*Material for the task*.

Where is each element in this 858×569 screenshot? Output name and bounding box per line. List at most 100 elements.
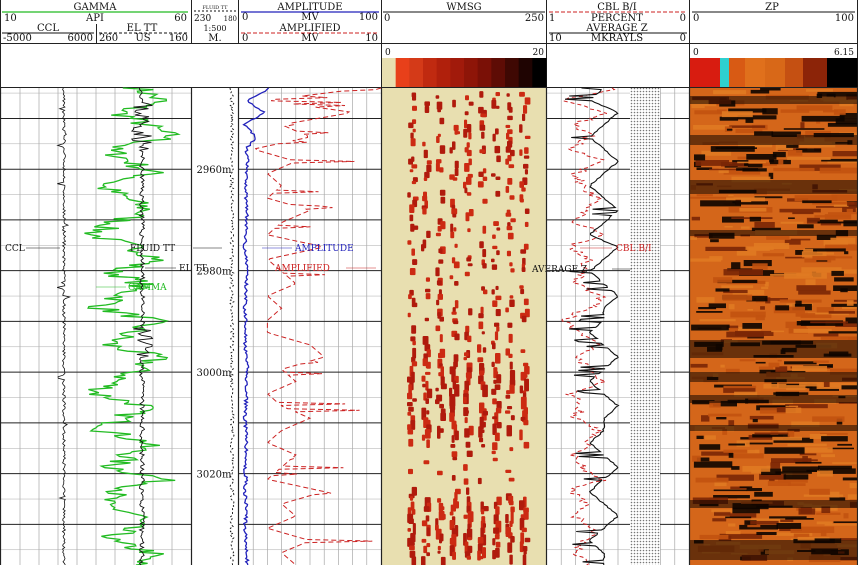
wmsg-waveform-mark bbox=[454, 430, 459, 441]
zp-scale-swatch bbox=[785, 58, 804, 87]
zp-texture-mark bbox=[770, 274, 810, 276]
zp-texture-mark bbox=[842, 477, 857, 481]
wmsg-waveform-mark bbox=[507, 545, 512, 549]
cbl-max: 0 bbox=[680, 13, 686, 24]
wmsg-waveform-mark bbox=[491, 388, 497, 395]
wmsg-waveform-mark bbox=[468, 101, 474, 106]
wmsg-waveform-mark bbox=[520, 349, 526, 353]
zp-texture-mark bbox=[692, 455, 701, 462]
wmsg-waveform-mark bbox=[480, 113, 487, 118]
wmsg-waveform-mark bbox=[482, 410, 488, 416]
wmsg-waveform-mark bbox=[437, 498, 442, 503]
wmsg-waveform-mark bbox=[463, 128, 468, 138]
wmsg-waveform-mark bbox=[408, 438, 414, 447]
depth-tick-label: 3000m bbox=[197, 368, 232, 379]
wmsg-waveform-mark bbox=[450, 444, 456, 448]
wmsg-waveform-mark bbox=[411, 180, 417, 185]
zp-texture-mark bbox=[762, 108, 778, 115]
zp-texture-mark bbox=[690, 363, 708, 368]
wmsg-waveform-mark bbox=[464, 271, 470, 277]
wmsg-waveform-mark bbox=[437, 109, 441, 113]
wmsg-waveform-mark bbox=[408, 294, 412, 300]
wmsg-waveform-mark bbox=[408, 518, 414, 524]
wmsg-waveform-mark bbox=[424, 317, 429, 322]
wmsg-waveform-mark bbox=[482, 263, 487, 269]
zp-texture-mark bbox=[785, 256, 805, 259]
cement-bond-log-chart: GAMMA 10 API 60 CCL -5000 6000 EL TT 260… bbox=[0, 0, 858, 567]
wmsg-waveform-mark bbox=[463, 181, 467, 189]
depth-tick-label: 3020m bbox=[197, 470, 232, 481]
fluid-tt-title: FLUID TT bbox=[202, 5, 228, 11]
wmsg-waveform-mark bbox=[491, 258, 495, 263]
wmsg-waveform-mark bbox=[407, 411, 412, 416]
zp-texture-mark bbox=[760, 88, 781, 91]
wmsg-waveform-mark bbox=[435, 399, 440, 405]
wmsg-waveform-mark bbox=[449, 511, 454, 516]
zp-texture-mark bbox=[731, 262, 741, 269]
wmsg-waveform-mark bbox=[435, 325, 441, 332]
wmsg-waveform-mark bbox=[508, 477, 515, 482]
wmsg-waveform-mark bbox=[437, 545, 441, 551]
wmsg-waveform-mark bbox=[492, 133, 496, 142]
zp-texture-mark bbox=[696, 311, 723, 313]
el-tt-label: EL TT bbox=[179, 264, 207, 274]
zp-texture-mark bbox=[792, 212, 814, 215]
wmsg-waveform-mark bbox=[409, 545, 415, 551]
wmsg-waveform-mark bbox=[523, 105, 528, 114]
zp-texture-mark bbox=[754, 222, 775, 228]
gamma-title: GAMMA bbox=[74, 2, 118, 13]
wmsg-waveform-mark bbox=[407, 528, 411, 532]
wmsg-waveform-mark bbox=[505, 410, 511, 414]
zp-texture-mark bbox=[708, 413, 742, 417]
wmsg-waveform-mark bbox=[466, 555, 471, 560]
zp-texture-mark bbox=[833, 521, 857, 523]
zp-texture-mark bbox=[741, 226, 750, 229]
wmsg-waveform-mark bbox=[519, 91, 525, 97]
wmsg-waveform-mark bbox=[495, 128, 499, 135]
zp-texture-mark bbox=[820, 336, 857, 340]
wmsg-waveform-mark bbox=[440, 506, 445, 511]
zp-dark-band bbox=[690, 500, 857, 508]
wmsg-waveform-mark bbox=[482, 523, 486, 528]
zp-texture-mark bbox=[760, 306, 765, 310]
wmsg-waveform-mark bbox=[479, 124, 486, 131]
wmsg-waveform-mark bbox=[454, 160, 459, 169]
zp-texture-mark bbox=[849, 483, 857, 489]
zp-dark-band bbox=[690, 180, 857, 194]
wmsg-waveform-mark bbox=[508, 333, 513, 343]
zp-texture-mark bbox=[783, 128, 825, 130]
wmsg-waveform-mark bbox=[426, 164, 432, 173]
wmsg-waveform-mark bbox=[522, 546, 528, 552]
wmsg-waveform-mark bbox=[411, 302, 418, 308]
wmsg-waveform-mark bbox=[507, 232, 514, 240]
wmsg-waveform-mark bbox=[409, 204, 415, 213]
wmsg-waveform-mark bbox=[435, 232, 441, 237]
zp-texture-mark bbox=[756, 532, 777, 535]
wmsg-waveform-mark bbox=[411, 361, 418, 367]
wmsg-waveform-mark bbox=[510, 415, 515, 421]
wmsg-waveform-mark bbox=[422, 336, 429, 345]
wmsg-waveform-mark bbox=[519, 285, 524, 289]
wmsg-waveform-mark bbox=[509, 361, 513, 370]
wmsg-waveform-mark bbox=[451, 475, 456, 481]
wmsg-waveform-mark bbox=[510, 218, 516, 223]
wmsg-waveform-mark bbox=[522, 554, 527, 566]
zp-texture-mark bbox=[749, 216, 761, 222]
wmsg-waveform-mark bbox=[479, 149, 485, 154]
wmsg-waveform-mark bbox=[482, 176, 488, 181]
zp-texture-mark bbox=[754, 432, 789, 435]
wmsg-waveform-mark bbox=[435, 267, 440, 277]
wmsg-waveform-mark bbox=[410, 138, 416, 147]
wmsg-waveform-mark bbox=[468, 132, 472, 140]
wmsg-waveform-mark bbox=[508, 106, 513, 113]
wmsg-waveform-mark bbox=[491, 361, 495, 367]
wmsg-waveform-mark bbox=[505, 307, 509, 313]
zp-texture-mark bbox=[799, 382, 823, 387]
wmsg-scale-swatch bbox=[409, 58, 424, 87]
wmsg-waveform-mark bbox=[463, 478, 469, 485]
wmsg-waveform-mark bbox=[450, 231, 455, 239]
wmsg-waveform-mark bbox=[523, 298, 529, 306]
wmsg-waveform-mark bbox=[439, 117, 445, 125]
zp-texture-mark bbox=[777, 359, 782, 362]
wmsg-waveform-mark bbox=[412, 105, 417, 111]
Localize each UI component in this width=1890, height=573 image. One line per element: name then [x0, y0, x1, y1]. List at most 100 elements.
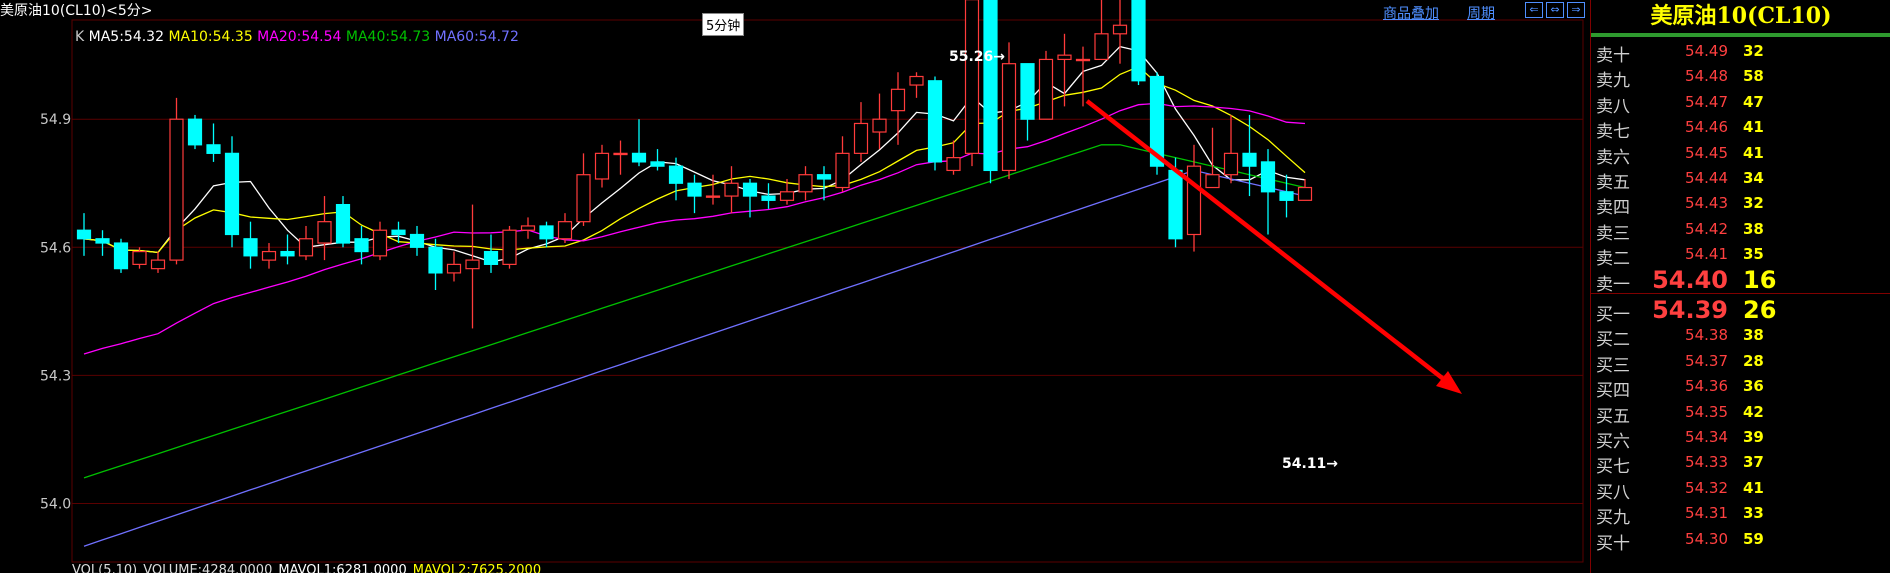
- candle-up[interactable]: [150, 251, 166, 273]
- bid-row[interactable]: 买五 54.35 42: [1591, 398, 1890, 427]
- ask-row[interactable]: 卖一 54.40 16: [1591, 266, 1890, 295]
- candle-up[interactable]: [465, 204, 480, 329]
- candle-body: [1020, 63, 1035, 120]
- candle-up[interactable]: [1112, 0, 1128, 64]
- overlay-product-link[interactable]: 商品叠加: [1383, 3, 1439, 23]
- candle-up[interactable]: [1057, 33, 1072, 107]
- candle-down[interactable]: [983, 0, 998, 184]
- ask-row[interactable]: 卖三 54.42 38: [1591, 215, 1890, 244]
- candle-down[interactable]: [631, 119, 647, 167]
- period-badge[interactable]: 5分钟: [702, 13, 745, 36]
- candle-up[interactable]: [724, 166, 739, 214]
- candle-up[interactable]: [1297, 178, 1313, 201]
- candle-body: [872, 118, 887, 133]
- candle-body: [1279, 191, 1294, 201]
- candle-up[interactable]: [798, 166, 813, 201]
- candle-up[interactable]: [594, 144, 610, 188]
- candle-body: [779, 191, 795, 201]
- ask-row[interactable]: 卖五 54.44 34: [1591, 164, 1890, 193]
- candle-up[interactable]: [1094, 0, 1109, 61]
- candle-up[interactable]: [502, 225, 517, 269]
- bid-row[interactable]: 买三 54.37 28: [1591, 347, 1890, 376]
- candle-up[interactable]: [872, 93, 887, 150]
- candle-down[interactable]: [335, 196, 351, 248]
- bid-row[interactable]: 买六 54.34 39: [1591, 423, 1890, 452]
- volume-legend-item: VOLUME:4284.0000: [143, 563, 273, 573]
- candle-up[interactable]: [964, 0, 980, 167]
- candle-up[interactable]: [1223, 114, 1239, 184]
- arrow-right-icon[interactable]: ⇒: [1567, 2, 1585, 18]
- candle-down[interactable]: [206, 123, 221, 162]
- candle-up[interactable]: [909, 72, 924, 98]
- candle-down[interactable]: [1279, 174, 1294, 218]
- candle-up[interactable]: [557, 213, 573, 244]
- ask-row[interactable]: 卖十 54.49 32: [1591, 37, 1890, 66]
- bid-volume: 59: [1743, 529, 1764, 548]
- ask-row[interactable]: 卖九 54.48 58: [1591, 62, 1890, 91]
- ask-row[interactable]: 卖七 54.46 41: [1591, 113, 1890, 142]
- ask-row[interactable]: 卖四 54.43 32: [1591, 189, 1890, 218]
- candle-up[interactable]: [853, 102, 869, 162]
- candle-down[interactable]: [687, 174, 702, 214]
- candle-up[interactable]: [835, 136, 850, 192]
- arrow-both-icon[interactable]: ⇔: [1546, 2, 1564, 18]
- bid-row[interactable]: 买四 54.36 36: [1591, 372, 1890, 401]
- candle-up[interactable]: [372, 221, 388, 261]
- candle-up[interactable]: [317, 196, 332, 261]
- bid-row[interactable]: 买二 54.38 38: [1591, 321, 1890, 350]
- candle-up[interactable]: [890, 72, 906, 145]
- candle-up[interactable]: [520, 217, 536, 239]
- trend-arrow-line: [1085, 99, 1457, 390]
- bid-row[interactable]: 买八 54.32 41: [1591, 474, 1890, 503]
- bid-row[interactable]: 买九 54.31 33: [1591, 499, 1890, 528]
- candle-down[interactable]: [280, 234, 295, 265]
- ask-row[interactable]: 卖八 54.47 47: [1591, 88, 1890, 117]
- candle-up[interactable]: [298, 225, 314, 261]
- candle-down[interactable]: [243, 221, 258, 269]
- ma-legend-prefix: K: [75, 29, 89, 45]
- candle-body: [224, 152, 240, 236]
- candle-down[interactable]: [927, 76, 943, 171]
- candle-up[interactable]: [1038, 50, 1054, 120]
- ask-row[interactable]: 卖二 54.41 35: [1591, 240, 1890, 269]
- arrow-left-icon[interactable]: ⇐: [1525, 2, 1543, 18]
- candle-up[interactable]: [613, 140, 628, 175]
- candle-body: [261, 250, 277, 261]
- candle-body: [391, 229, 406, 236]
- candle-body: [520, 225, 536, 231]
- candle-body: [95, 238, 110, 244]
- candle-down[interactable]: [668, 157, 684, 201]
- bid-row[interactable]: 买十 54.30 59: [1591, 525, 1890, 554]
- bid-row[interactable]: 买七 54.33 37: [1591, 448, 1890, 477]
- candle-down[interactable]: [76, 213, 92, 256]
- candle-down[interactable]: [483, 234, 499, 273]
- candle-up[interactable]: [446, 251, 462, 282]
- candle-down[interactable]: [113, 238, 129, 273]
- period-link[interactable]: 周期: [1467, 3, 1495, 23]
- candle-down[interactable]: [354, 225, 369, 265]
- candle-down[interactable]: [95, 230, 110, 256]
- candle-down[interactable]: [539, 221, 554, 248]
- candle-body: [372, 229, 388, 257]
- ask-row[interactable]: 卖六 54.45 41: [1591, 139, 1890, 168]
- candle-down[interactable]: [1020, 63, 1035, 141]
- candle-up[interactable]: [576, 153, 591, 226]
- candle-down[interactable]: [409, 225, 425, 256]
- bid-price: 54.34: [1685, 428, 1728, 446]
- candle-down[interactable]: [816, 166, 832, 201]
- candle-up[interactable]: [946, 140, 961, 175]
- candle-body: [335, 204, 351, 244]
- candle-down[interactable]: [1131, 0, 1146, 86]
- candle-down[interactable]: [224, 136, 240, 248]
- candle-down[interactable]: [650, 149, 665, 171]
- candle-down[interactable]: [187, 114, 203, 150]
- candle-body: [557, 221, 573, 240]
- candle-body: [280, 250, 295, 257]
- candle-down[interactable]: [761, 183, 776, 209]
- candle-body: [428, 246, 443, 274]
- bid-row[interactable]: 买一 54.39 26: [1591, 296, 1890, 325]
- candle-up[interactable]: [169, 97, 184, 265]
- kline-chart-panel[interactable]: 55.254.954.654.354.055.26→54.11→K MA5:54…: [0, 0, 1590, 573]
- kline-chart[interactable]: 55.254.954.654.354.055.26→54.11→K MA5:54…: [0, 0, 1590, 573]
- candle-down[interactable]: [1260, 149, 1276, 235]
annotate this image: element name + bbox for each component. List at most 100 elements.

*Exercise*. Copy the lines from the one containing "wmsg-waveform-mark bbox=[454, 430, 459, 441]" through the one containing "wmsg-waveform-mark bbox=[449, 511, 454, 516]", replacing "zp-texture-mark" with "zp-texture-tick" each time it appears and changing nothing else.

*Exercise output*.
wmsg-waveform-mark bbox=[454, 430, 459, 441]
zp-scale-swatch bbox=[785, 58, 804, 87]
zp-texture-tick bbox=[770, 274, 810, 276]
zp-texture-tick bbox=[842, 477, 857, 481]
wmsg-waveform-mark bbox=[507, 545, 512, 549]
cbl-max: 0 bbox=[680, 13, 686, 24]
wmsg-waveform-mark bbox=[491, 388, 497, 395]
wmsg-waveform-mark bbox=[468, 101, 474, 106]
wmsg-waveform-mark bbox=[520, 349, 526, 353]
zp-texture-tick bbox=[692, 455, 701, 462]
wmsg-waveform-mark bbox=[480, 113, 487, 118]
wmsg-waveform-mark bbox=[482, 410, 488, 416]
wmsg-waveform-mark bbox=[437, 498, 442, 503]
wmsg-waveform-mark bbox=[463, 128, 468, 138]
wmsg-waveform-mark bbox=[408, 438, 414, 447]
depth-tick-label: 3000m bbox=[197, 368, 232, 379]
wmsg-waveform-mark bbox=[450, 444, 456, 448]
wmsg-waveform-mark bbox=[411, 180, 417, 185]
zp-texture-tick bbox=[762, 108, 778, 115]
zp-texture-tick bbox=[690, 363, 708, 368]
wmsg-waveform-mark bbox=[464, 271, 470, 277]
wmsg-waveform-mark bbox=[437, 109, 441, 113]
wmsg-waveform-mark bbox=[408, 294, 412, 300]
wmsg-waveform-mark bbox=[408, 518, 414, 524]
wmsg-waveform-mark bbox=[424, 317, 429, 322]
wmsg-waveform-mark bbox=[482, 263, 487, 269]
zp-texture-tick bbox=[785, 256, 805, 259]
cement-bond-log-chart: GAMMA 10 API 60 CCL -5000 6000 EL TT 260… bbox=[0, 0, 858, 567]
wmsg-waveform-mark bbox=[463, 181, 467, 189]
depth-tick-label: 3020m bbox=[197, 470, 232, 481]
fluid-tt-title: FLUID TT bbox=[202, 5, 228, 11]
wmsg-waveform-mark bbox=[491, 258, 495, 263]
wmsg-waveform-mark bbox=[407, 411, 412, 416]
zp-texture-tick bbox=[760, 88, 781, 91]
wmsg-waveform-mark bbox=[435, 399, 440, 405]
wmsg-waveform-mark bbox=[449, 511, 454, 516]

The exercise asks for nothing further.